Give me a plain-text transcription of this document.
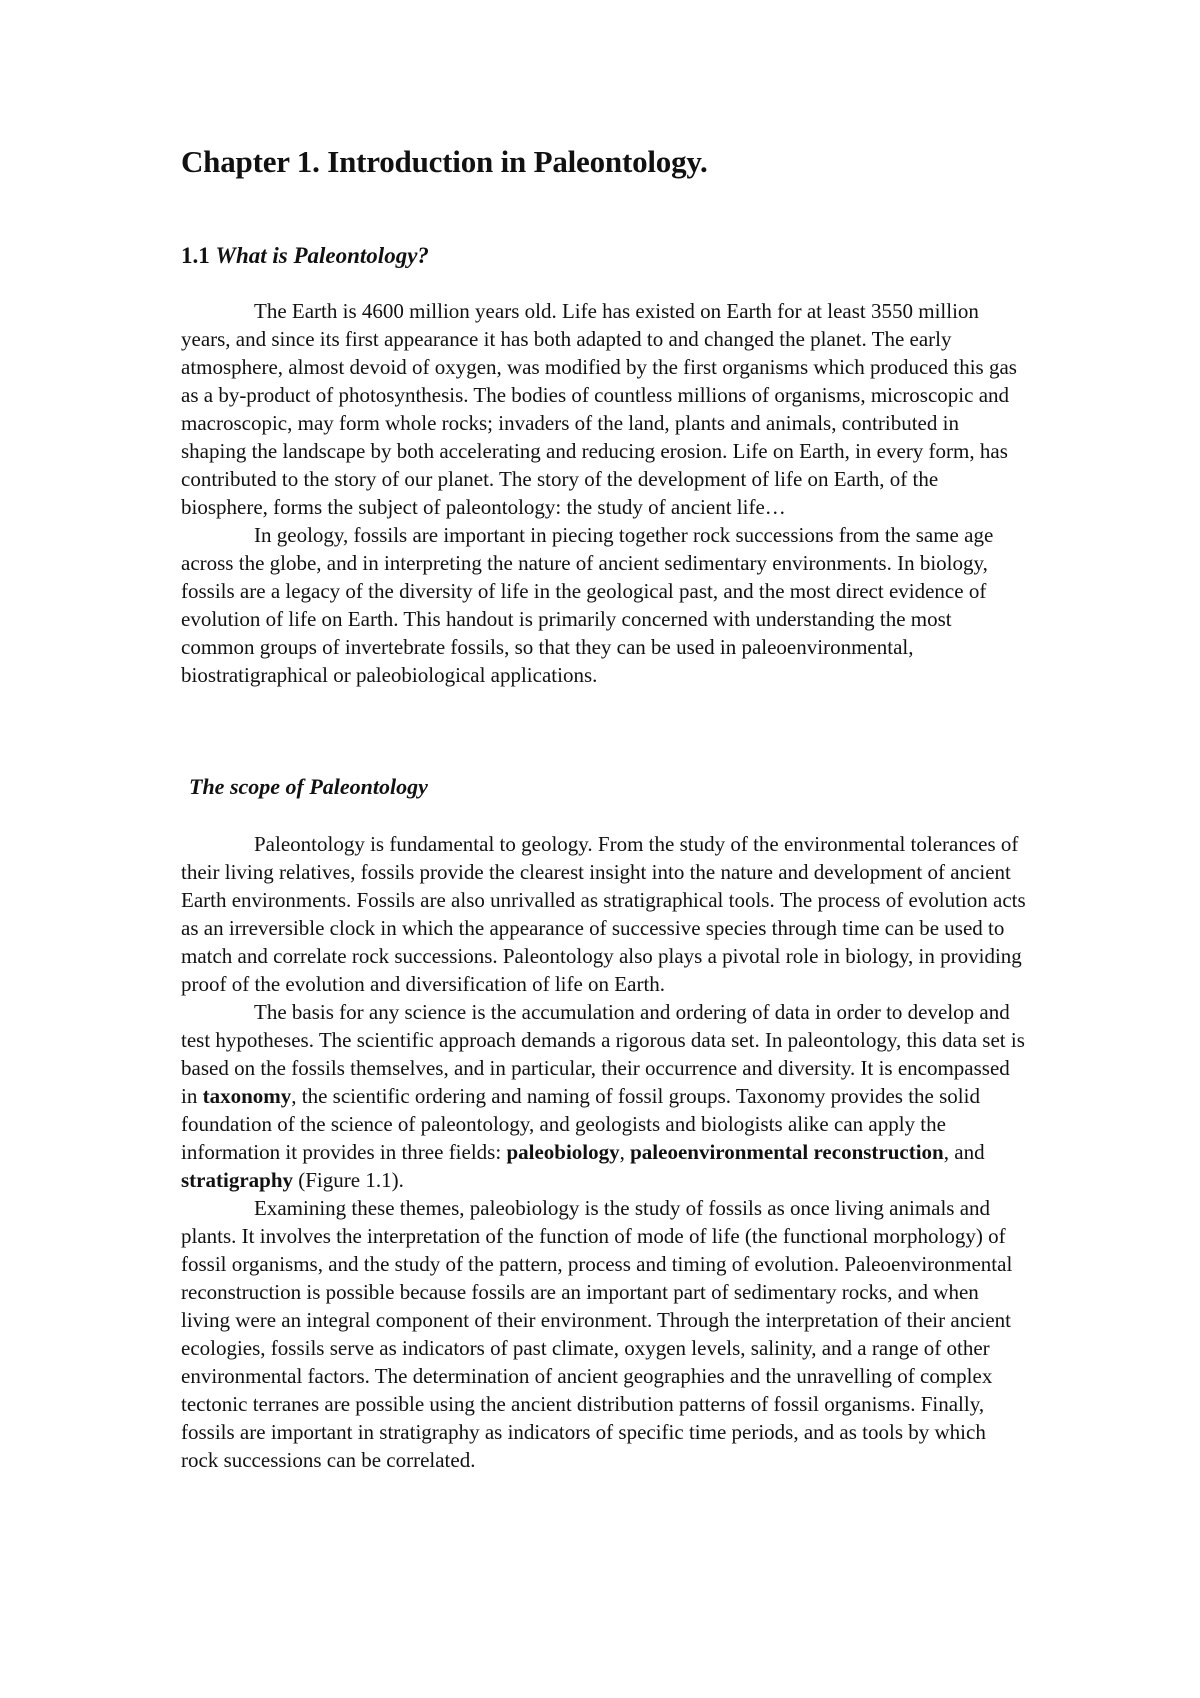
Chapter 1. Introduction in Paleontology.
1.1 What is Paleontology?

The Earth is 4600 million years old. Life has existed on Earth for at least 3550 million years, and since its first appearance it has both adapted to and changed the planet. The early atmosphere, almost devoid of oxygen, was modified by the first organisms which produced this gas as a by-product of photosynthesis. The bodies of countless millions of organisms, microscopic and macroscopic, may form whole rocks; invaders of the land, plants and animals, contributed in shaping the landscape by both accelerating and reducing erosion. Life on Earth, in every form, has contributed to the story of our planet. The story of the development of life on Earth, of the biosphere, forms the subject of paleontology: the study of ancient life…

In geology, fossils are important in piecing together rock successions from the same age across the globe, and in interpreting the nature of ancient sedimentary environments. In biology, fossils are a legacy of the diversity of life in the geological past, and the most direct evidence of evolution of life on Earth. This handout is primarily concerned with understanding the most common groups of invertebrate fossils, so that they can be used in paleoenvironmental, biostratigraphical or paleobiological applications.

The scope of Paleontology

Paleontology is fundamental to geology. From the study of the environmental tolerances of their living relatives, fossils provide the clearest insight into the nature and development of ancient Earth environments. Fossils are also unrivalled as stratigraphical tools. The process of evolution acts as an irreversible clock in which the appearance of successive species through time can be used to match and correlate rock successions. Paleontology also plays a pivotal role in biology, in providing proof of the evolution and diversification of life on Earth.

The basis for any science is the accumulation and ordering of data in order to develop and test hypotheses. The scientific approach demands a rigorous data set. In paleontology, this data set is based on the fossils themselves, and in particular, their occurrence and diversity. It is encompassed in taxonomy, the scientific ordering and naming of fossil groups. Taxonomy provides the solid foundation of the science of paleontology, and geologists and biologists alike can apply the information it provides in three fields: paleobiology, paleoenvironmental reconstruction, and stratigraphy (Figure 1.1).

Examining these themes, paleobiology is the study of fossils as once living animals and plants. It involves the interpretation of the function of mode of life (the functional morphology) of fossil organisms, and the study of the pattern, process and timing of evolution. Paleoenvironmental reconstruction is possible because fossils are an important part of sedimentary rocks, and when living were an integral component of their environment. Through the interpretation of their ancient ecologies, fossils serve as indicators of past climate, oxygen levels, salinity, and a range of other environmental factors. The determination of ancient geographies and the unravelling of complex tectonic terranes are possible using the ancient distribution patterns of fossil organisms. Finally, fossils are important in stratigraphy as indicators of specific time periods, and as tools by which rock successions can be correlated.
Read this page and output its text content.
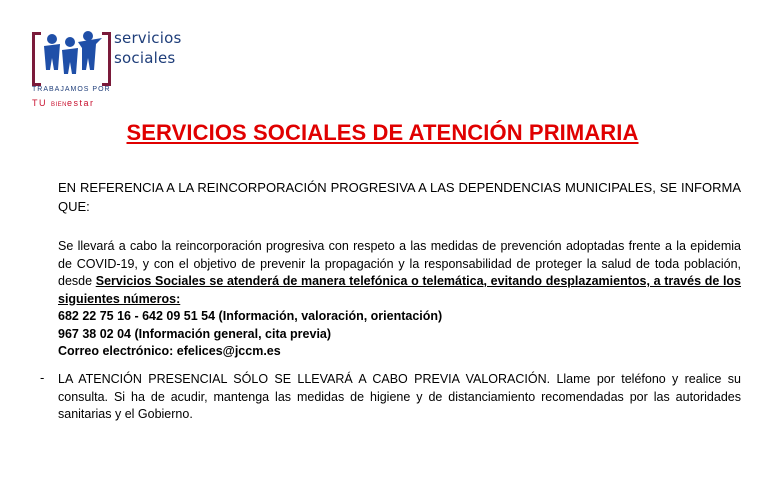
servicios
sociales
TRABAJAMOS POR
TU BIENestar
SERVICIOS SOCIALES DE ATENCIÓN PRIMARIA
EN REFERENCIA A LA REINCORPORACIÓN PROGRESIVA A LAS DEPENDENCIAS MUNICIPALES, SE INFORMA QUE:
Se llevará a cabo la reincorporación progresiva con respeto a las medidas de prevención adoptadas frente a la epidemia de COVID-19, y con el objetivo de prevenir la propagación y la responsabilidad de proteger la salud de toda población, desde Servicios Sociales se atenderá de manera telefónica o telemática, evitando desplazamientos, a través de los siguientes números:
682 22 75 16 - 642 09 51 54 (Información, valoración, orientación)
967 38 02 04 (Información general, cita previa)
Correo electrónico: efelices@jccm.es
- LA ATENCIÓN PRESENCIAL SÓLO SE LLEVARÁ A CABO PREVIA VALORACIÓN. Llame por teléfono y realice su consulta. Si ha de acudir, mantenga las medidas de higiene y de distanciamiento recomendadas por las autoridades sanitarias y el Gobierno.
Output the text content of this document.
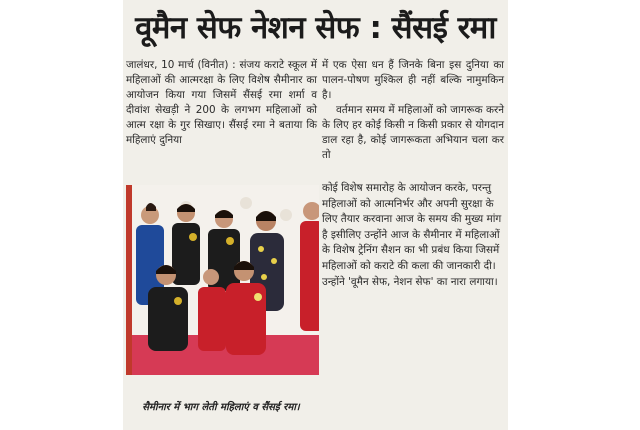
वूमैन सेफ नेशन सेफ : सैंसई रमा

जालंधर, 10 मार्च (विनीत) : संजय कराटे स्कूल में महिलाओं की आत्मरक्षा के लिए विशेष सैमीनार का आयोजन किया गया जिसमें सैंसई रमा शर्मा व दीवांश सेखड़ी ने 200 के लगभग महिलाओं को आत्म रक्षा के गुर सिखाए। सैंसई रमा ने बताया कि महिलाएं दुनिया

में एक ऐसा धन हैं जिनके बिना इस दुनिया का पालन-पोषण मुश्किल ही नहीं बल्कि नामुमकिन है।

वर्तमान समय में महिलाओं को जागरूक करने के लिए हर कोई किसी न किसी प्रकार से योगदान डाल रहा है, कोई जागरूकता अभियान चला कर तो

कोई विशेष समारोह के आयोजन करके, परन्तु महिलाओं को आत्मनिर्भर और अपनी सुरक्षा के लिए तैयार करवाना आज के समय की मुख्य मांग है इसीलिए उन्होंने आज के सैमीनार में महिलाओं के विशेष ट्रेनिंग सैशन का भी प्रबंध किया जिसमें महिलाओं को कराटे की कला की जानकारी दी। उन्होंने 'वूमैन सेफ, नेशन सेफ' का नारा लगाया।

सैमीनार में भाग लेती महिलाएं व सैंसई रमा।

● ● ● ● ●

### Instructions to follow
A faithful copy of the records above is needed, with the pictures left out.

### Exercise result
Give me a plain-text transcription of this document.
Chapter 1. Introduction in Paleontology.
1.1 What is Paleontology?

The Earth is 4600 million years old. Life has existed on Earth for at least 3550 million years, and since its first appearance it has both adapted to and changed the planet. The early atmosphere, almost devoid of oxygen, was modified by the first organisms which produced this gas as a by-product of photosynthesis. The bodies of countless millions of organisms, microscopic and macroscopic, may form whole rocks; invaders of the land, plants and animals, contributed in shaping the landscape by both accelerating and reducing erosion. Life on Earth, in every form, has contributed to the story of our planet. The story of the development of life on Earth, of the biosphere, forms the subject of paleontology: the study of ancient life…

In geology, fossils are important in piecing together rock successions from the same age across the globe, and in interpreting the nature of ancient sedimentary environments. In biology, fossils are a legacy of the diversity of life in the geological past, and the most direct evidence of evolution of life on Earth. This handout is primarily concerned with understanding the most common groups of invertebrate fossils, so that they can be used in paleoenvironmental, biostratigraphical or paleobiological applications.

The scope of Paleontology

Paleontology is fundamental to geology. From the study of the environmental tolerances of their living relatives, fossils provide the clearest insight into the nature and development of ancient Earth environments. Fossils are also unrivalled as stratigraphical tools. The process of evolution acts as an irreversible clock in which the appearance of successive species through time can be used to match and correlate rock successions. Paleontology also plays a pivotal role in biology, in providing proof of the evolution and diversification of life on Earth.

The basis for any science is the accumulation and ordering of data in order to develop and test hypotheses. The scientific approach demands a rigorous data set. In paleontology, this data set is based on the fossils themselves, and in particular, their occurrence and diversity. It is encompassed in taxonomy, the scientific ordering and naming of fossil groups. Taxonomy provides the solid foundation of the science of paleontology, and geologists and biologists alike can apply the information it provides in three fields: paleobiology, paleoenvironmental reconstruction, and stratigraphy (Figure 1.1).

Examining these themes, paleobiology is the study of fossils as once living animals and plants. It involves the interpretation of the function of mode of life (the functional morphology) of fossil organisms, and the study of the pattern, process and timing of evolution. Paleoenvironmental reconstruction is possible because fossils are an important part of sedimentary rocks, and when living were an integral component of their environment. Through the interpretation of their ancient ecologies, fossils serve as indicators of past climate, oxygen levels, salinity, and a range of other environmental factors. The determination of ancient geographies and the unravelling of complex tectonic terranes are possible using the ancient distribution patterns of fossil organisms. Finally, fossils are important in stratigraphy as indicators of specific time periods, and as tools by which rock successions can be correlated.
Read this page and output its text content.
servicios
sociales
TRABAJAMOS POR
TU BIENestar
SERVICIOS SOCIALES DE ATENCIÓN PRIMARIA
EN REFERENCIA A LA REINCORPORACIÓN PROGRESIVA A LAS DEPENDENCIAS MUNICIPALES, SE INFORMA QUE:
Se llevará a cabo la reincorporación progresiva con respeto a las medidas de prevención adoptadas frente a la epidemia de COVID-19, y con el objetivo de prevenir la propagación y la responsabilidad de proteger la salud de toda población, desde Servicios Sociales se atenderá de manera telefónica o telemática, evitando desplazamientos, a través de los siguientes números:
682 22 75 16 - 642 09 51 54 (Información, valoración, orientación)
967 38 02 04 (Información general, cita previa)
Correo electrónico: efelices@jccm.es
- LA ATENCIÓN PRESENCIAL SÓLO SE LLEVARÁ A CABO PREVIA VALORACIÓN. Llame por teléfono y realice su consulta. Si ha de acudir, mantenga las medidas de higiene y de distanciamiento recomendadas por las autoridades sanitarias y el Gobierno.
Output the text content of this document.
वूमैन सेफ नेशन सेफ : सैंसई रमा

जालंधर, 10 मार्च (विनीत) : संजय कराटे स्कूल में महिलाओं की आत्मरक्षा के लिए विशेष सैमीनार का आयोजन किया गया जिसमें सैंसई रमा शर्मा व दीवांश सेखड़ी ने 200 के लगभग महिलाओं को आत्म रक्षा के गुर सिखाए। सैंसई रमा ने बताया कि महिलाएं दुनिया

में एक ऐसा धन हैं जिनके बिना इस दुनिया का पालन-पोषण मुश्किल ही नहीं बल्कि नामुमकिन है।

वर्तमान समय में महिलाओं को जागरूक करने के लिए हर कोई किसी न किसी प्रकार से योगदान डाल रहा है, कोई जागरूकता अभियान चला कर तो

कोई विशेष समारोह के आयोजन करके, परन्तु महिलाओं को आत्मनिर्भर और अपनी सुरक्षा के लिए तैयार करवाना आज के समय की मुख्य मांग है इसीलिए उन्होंने आज के सैमीनार में महिलाओं के विशेष ट्रेनिंग सैशन का भी प्रबंध किया जिसमें महिलाओं को कराटे की कला की जानकारी दी। उन्होंने 'वूमैन सेफ, नेशन सेफ' का नारा लगाया।

सैमीनार में भाग लेती महिलाएं व सैंसई रमा।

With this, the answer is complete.